[start Extracted data]

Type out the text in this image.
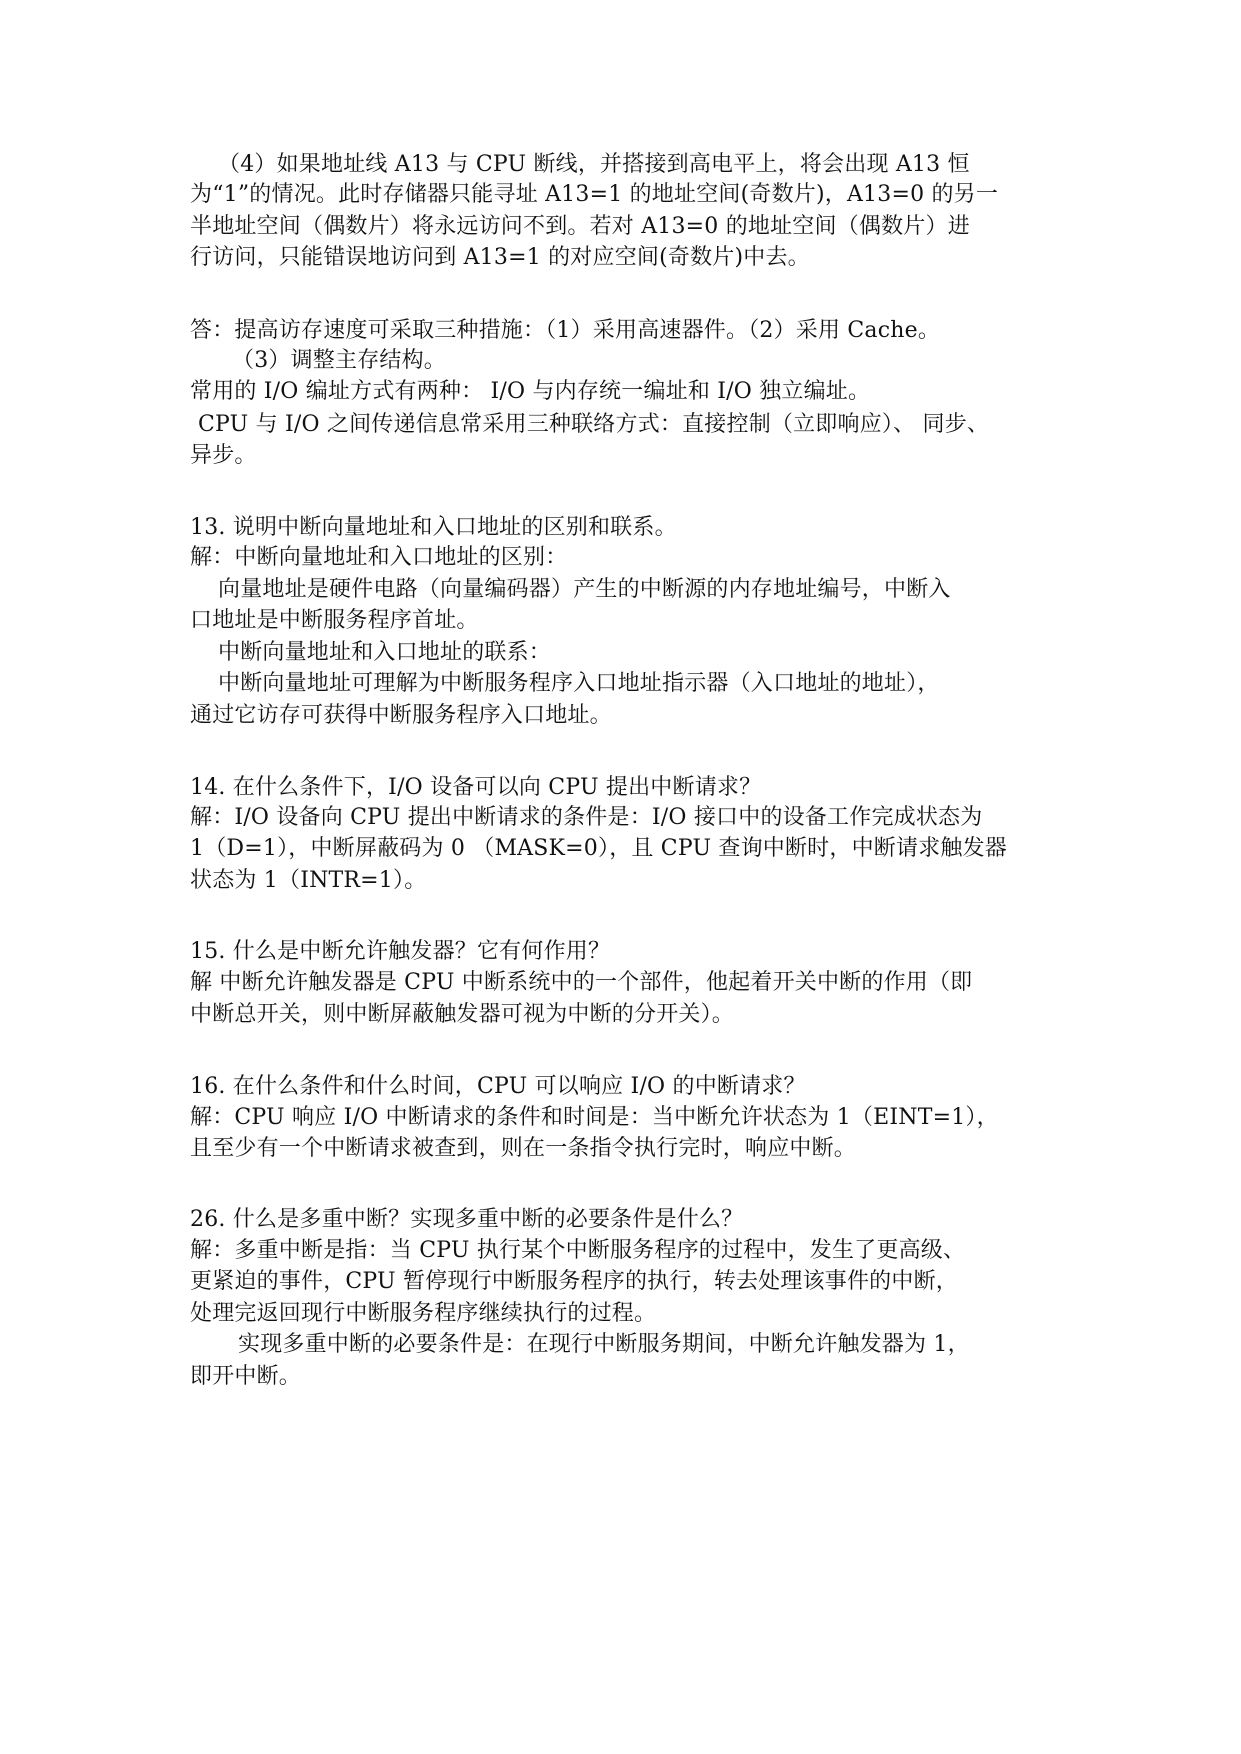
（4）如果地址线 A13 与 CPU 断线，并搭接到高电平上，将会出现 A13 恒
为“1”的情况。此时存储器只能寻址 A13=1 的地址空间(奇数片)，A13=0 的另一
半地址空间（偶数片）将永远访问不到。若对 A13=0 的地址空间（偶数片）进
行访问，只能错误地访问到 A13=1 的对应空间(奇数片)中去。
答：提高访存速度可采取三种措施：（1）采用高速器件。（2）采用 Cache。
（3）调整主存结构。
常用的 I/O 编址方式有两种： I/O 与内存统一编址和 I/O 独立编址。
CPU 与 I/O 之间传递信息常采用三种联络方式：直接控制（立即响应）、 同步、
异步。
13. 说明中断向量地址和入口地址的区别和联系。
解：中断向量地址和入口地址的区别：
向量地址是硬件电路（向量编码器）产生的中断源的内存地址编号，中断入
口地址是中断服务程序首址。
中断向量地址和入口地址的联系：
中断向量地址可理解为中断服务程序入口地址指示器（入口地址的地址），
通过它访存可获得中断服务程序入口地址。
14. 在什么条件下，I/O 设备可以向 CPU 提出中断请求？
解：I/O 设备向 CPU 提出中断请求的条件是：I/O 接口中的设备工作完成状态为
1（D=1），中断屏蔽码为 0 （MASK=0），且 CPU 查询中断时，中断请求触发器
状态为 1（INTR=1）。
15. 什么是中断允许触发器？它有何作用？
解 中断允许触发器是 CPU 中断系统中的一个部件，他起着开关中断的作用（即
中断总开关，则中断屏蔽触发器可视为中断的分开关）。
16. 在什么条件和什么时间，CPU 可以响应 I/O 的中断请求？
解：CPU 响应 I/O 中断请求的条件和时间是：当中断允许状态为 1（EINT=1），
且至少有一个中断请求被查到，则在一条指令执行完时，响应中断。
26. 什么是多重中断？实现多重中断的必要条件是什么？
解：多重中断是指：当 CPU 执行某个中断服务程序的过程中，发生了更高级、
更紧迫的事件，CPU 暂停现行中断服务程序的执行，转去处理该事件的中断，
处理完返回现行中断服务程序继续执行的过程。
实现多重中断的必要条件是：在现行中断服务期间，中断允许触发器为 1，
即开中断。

[end Extracted data]
[start Extracted data]

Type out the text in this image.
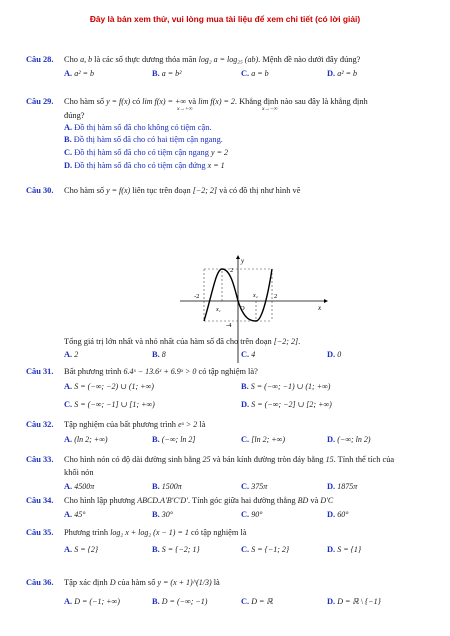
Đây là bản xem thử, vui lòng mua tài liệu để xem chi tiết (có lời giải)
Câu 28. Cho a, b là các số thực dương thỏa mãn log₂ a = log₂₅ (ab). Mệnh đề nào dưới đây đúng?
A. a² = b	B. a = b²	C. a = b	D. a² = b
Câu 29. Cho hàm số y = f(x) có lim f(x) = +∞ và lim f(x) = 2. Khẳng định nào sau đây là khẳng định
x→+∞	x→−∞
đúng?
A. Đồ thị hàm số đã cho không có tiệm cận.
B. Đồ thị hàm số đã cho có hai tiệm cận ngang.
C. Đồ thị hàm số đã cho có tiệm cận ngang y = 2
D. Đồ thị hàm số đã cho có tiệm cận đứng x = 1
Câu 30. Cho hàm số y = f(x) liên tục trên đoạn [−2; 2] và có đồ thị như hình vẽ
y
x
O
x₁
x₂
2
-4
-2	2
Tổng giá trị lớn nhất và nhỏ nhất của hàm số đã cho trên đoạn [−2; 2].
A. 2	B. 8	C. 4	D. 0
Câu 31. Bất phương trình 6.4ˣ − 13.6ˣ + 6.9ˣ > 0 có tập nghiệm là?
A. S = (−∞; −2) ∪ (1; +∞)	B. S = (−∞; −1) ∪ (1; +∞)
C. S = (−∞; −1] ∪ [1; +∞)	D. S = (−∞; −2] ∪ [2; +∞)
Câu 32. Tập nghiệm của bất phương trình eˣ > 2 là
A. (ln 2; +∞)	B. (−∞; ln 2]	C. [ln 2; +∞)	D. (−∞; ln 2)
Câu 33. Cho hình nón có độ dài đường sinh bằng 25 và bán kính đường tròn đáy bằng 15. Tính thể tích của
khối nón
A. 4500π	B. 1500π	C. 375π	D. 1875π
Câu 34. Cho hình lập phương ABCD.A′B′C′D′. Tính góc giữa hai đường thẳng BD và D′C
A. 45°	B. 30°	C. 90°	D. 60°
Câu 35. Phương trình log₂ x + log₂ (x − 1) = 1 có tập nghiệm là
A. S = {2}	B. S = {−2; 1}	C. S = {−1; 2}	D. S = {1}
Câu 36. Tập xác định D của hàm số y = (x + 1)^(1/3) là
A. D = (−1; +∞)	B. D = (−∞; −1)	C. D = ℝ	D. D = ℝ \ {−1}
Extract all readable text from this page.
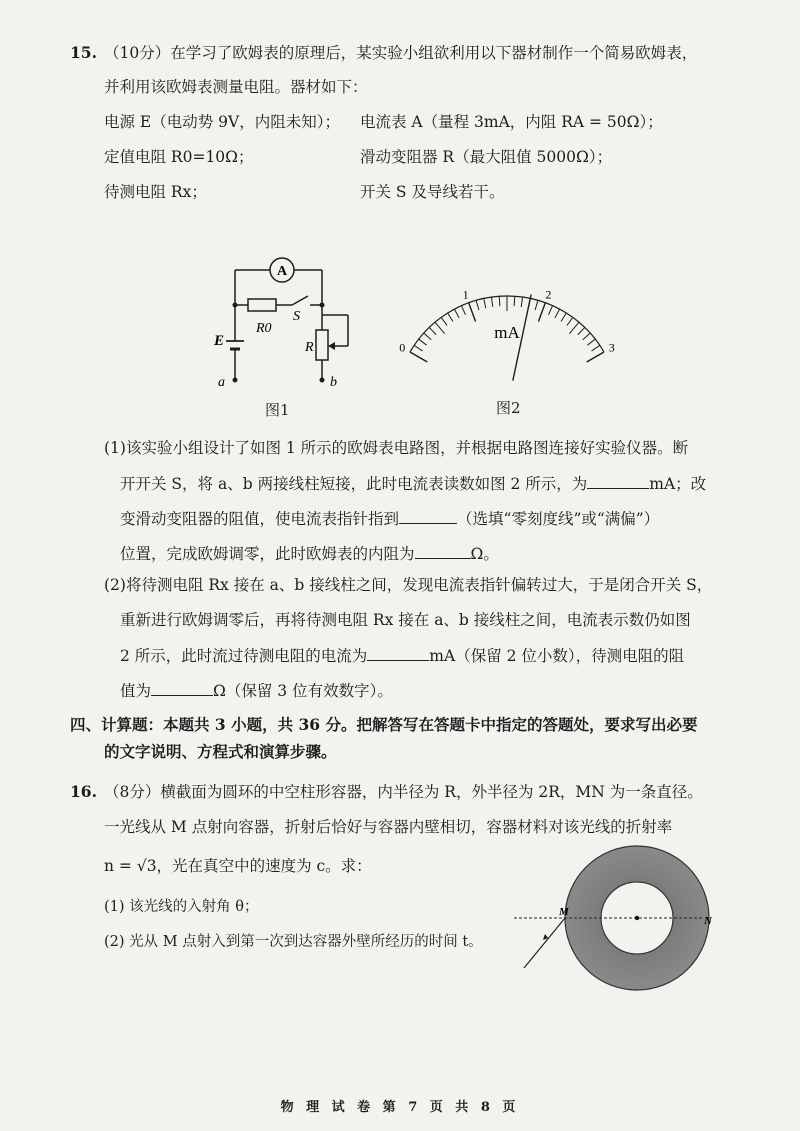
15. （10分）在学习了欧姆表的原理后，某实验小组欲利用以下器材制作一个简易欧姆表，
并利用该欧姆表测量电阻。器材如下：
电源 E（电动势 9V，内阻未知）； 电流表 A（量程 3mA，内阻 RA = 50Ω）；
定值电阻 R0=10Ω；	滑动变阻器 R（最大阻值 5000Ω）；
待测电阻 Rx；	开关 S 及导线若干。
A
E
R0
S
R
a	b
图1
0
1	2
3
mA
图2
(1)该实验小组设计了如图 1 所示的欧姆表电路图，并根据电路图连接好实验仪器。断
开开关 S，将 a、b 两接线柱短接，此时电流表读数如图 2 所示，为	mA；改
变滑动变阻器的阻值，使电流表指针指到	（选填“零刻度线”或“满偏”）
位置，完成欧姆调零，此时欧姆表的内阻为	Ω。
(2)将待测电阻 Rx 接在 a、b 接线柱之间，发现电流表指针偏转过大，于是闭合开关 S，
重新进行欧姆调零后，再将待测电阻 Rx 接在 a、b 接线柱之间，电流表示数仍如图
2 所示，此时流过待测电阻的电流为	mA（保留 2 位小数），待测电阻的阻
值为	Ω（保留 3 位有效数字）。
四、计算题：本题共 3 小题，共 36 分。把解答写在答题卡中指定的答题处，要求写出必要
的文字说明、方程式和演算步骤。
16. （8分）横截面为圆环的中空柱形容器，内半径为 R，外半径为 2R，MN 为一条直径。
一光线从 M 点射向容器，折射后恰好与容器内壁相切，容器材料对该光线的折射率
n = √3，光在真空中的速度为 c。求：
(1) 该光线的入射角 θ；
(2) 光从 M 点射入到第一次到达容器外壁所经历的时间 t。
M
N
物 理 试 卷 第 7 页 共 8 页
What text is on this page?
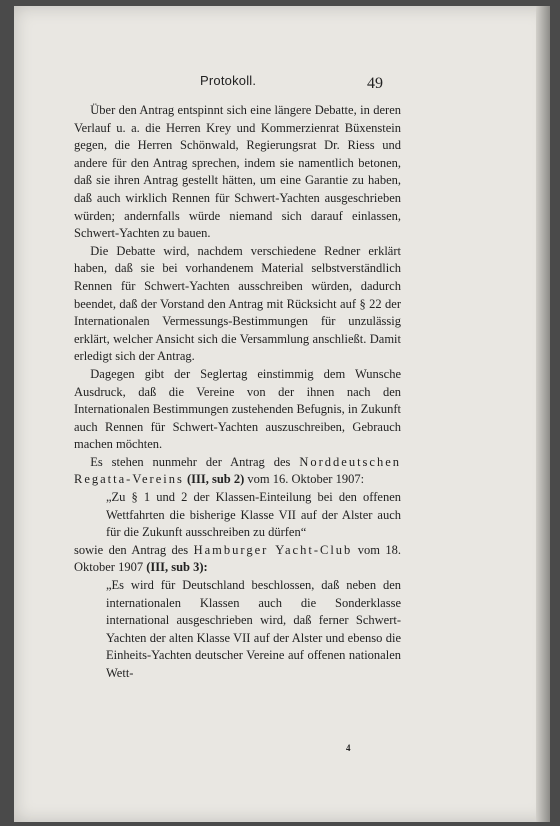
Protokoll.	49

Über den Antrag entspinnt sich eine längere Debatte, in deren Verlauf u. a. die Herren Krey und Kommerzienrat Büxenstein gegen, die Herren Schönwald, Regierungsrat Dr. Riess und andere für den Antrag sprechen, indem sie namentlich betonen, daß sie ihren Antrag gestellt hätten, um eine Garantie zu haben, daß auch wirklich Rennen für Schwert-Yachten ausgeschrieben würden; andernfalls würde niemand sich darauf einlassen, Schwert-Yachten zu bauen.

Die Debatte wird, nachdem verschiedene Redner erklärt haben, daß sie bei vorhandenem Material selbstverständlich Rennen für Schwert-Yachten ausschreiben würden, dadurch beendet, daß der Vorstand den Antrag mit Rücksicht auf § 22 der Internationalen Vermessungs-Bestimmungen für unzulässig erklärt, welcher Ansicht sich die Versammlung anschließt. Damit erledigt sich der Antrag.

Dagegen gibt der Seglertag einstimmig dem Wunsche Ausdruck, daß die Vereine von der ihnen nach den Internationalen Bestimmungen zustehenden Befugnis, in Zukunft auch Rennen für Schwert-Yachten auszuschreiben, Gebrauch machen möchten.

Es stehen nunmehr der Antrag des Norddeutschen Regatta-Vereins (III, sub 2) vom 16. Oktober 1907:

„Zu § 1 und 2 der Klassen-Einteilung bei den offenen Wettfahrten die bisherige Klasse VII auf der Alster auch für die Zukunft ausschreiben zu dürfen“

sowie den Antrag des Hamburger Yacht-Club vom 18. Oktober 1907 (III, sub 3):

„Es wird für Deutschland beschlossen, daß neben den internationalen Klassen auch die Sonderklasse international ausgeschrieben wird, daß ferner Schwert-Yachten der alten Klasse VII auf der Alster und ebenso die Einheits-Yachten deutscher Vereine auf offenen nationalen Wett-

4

[end Extracted data]
[start Extracted data]

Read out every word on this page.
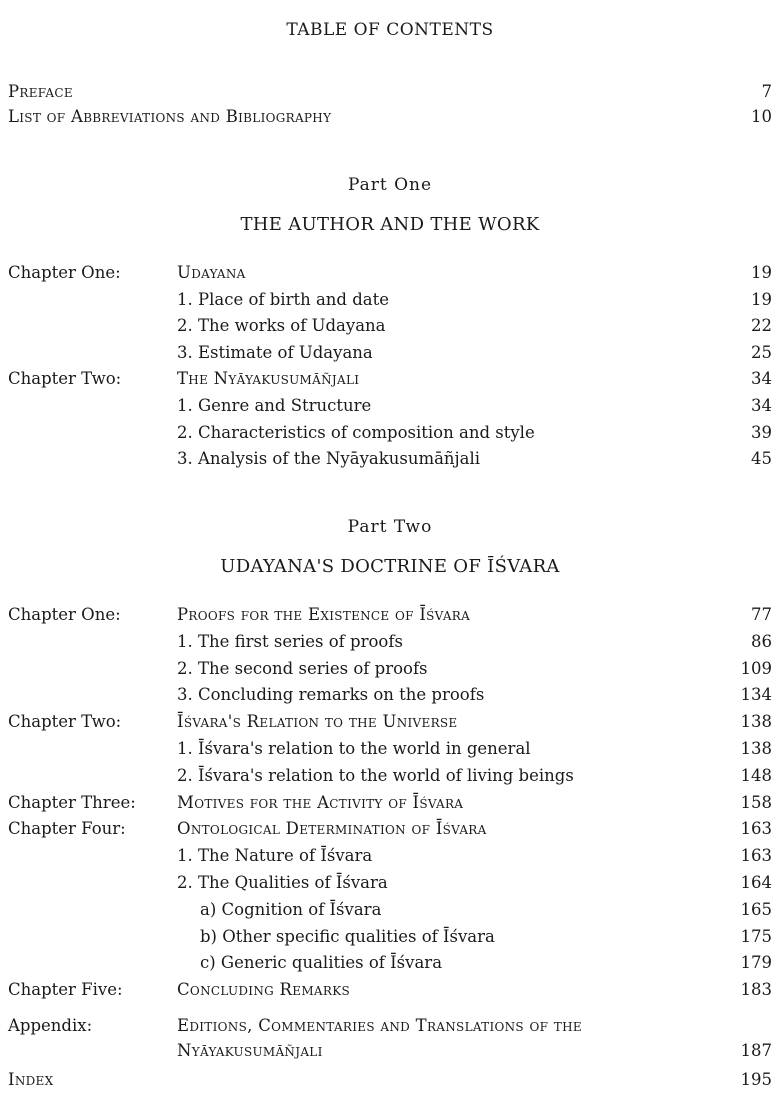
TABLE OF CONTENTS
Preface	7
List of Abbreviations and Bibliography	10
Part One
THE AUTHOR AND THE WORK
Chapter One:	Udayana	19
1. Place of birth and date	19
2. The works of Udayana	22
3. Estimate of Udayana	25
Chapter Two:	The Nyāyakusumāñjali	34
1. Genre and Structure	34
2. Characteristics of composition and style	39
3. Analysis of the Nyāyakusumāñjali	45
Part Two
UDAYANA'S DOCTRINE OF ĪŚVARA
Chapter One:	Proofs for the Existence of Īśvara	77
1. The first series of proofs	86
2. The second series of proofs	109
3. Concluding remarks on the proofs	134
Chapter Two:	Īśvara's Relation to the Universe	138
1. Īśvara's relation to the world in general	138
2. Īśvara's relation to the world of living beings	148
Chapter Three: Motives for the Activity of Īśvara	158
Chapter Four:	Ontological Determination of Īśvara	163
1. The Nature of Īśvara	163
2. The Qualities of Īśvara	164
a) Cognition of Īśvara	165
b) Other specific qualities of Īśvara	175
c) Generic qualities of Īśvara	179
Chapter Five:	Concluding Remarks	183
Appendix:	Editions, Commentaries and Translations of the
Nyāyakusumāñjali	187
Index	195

[end Extracted data]

Write only the number of lines in the records that include the word "Oktober".

## Solution for this task:
2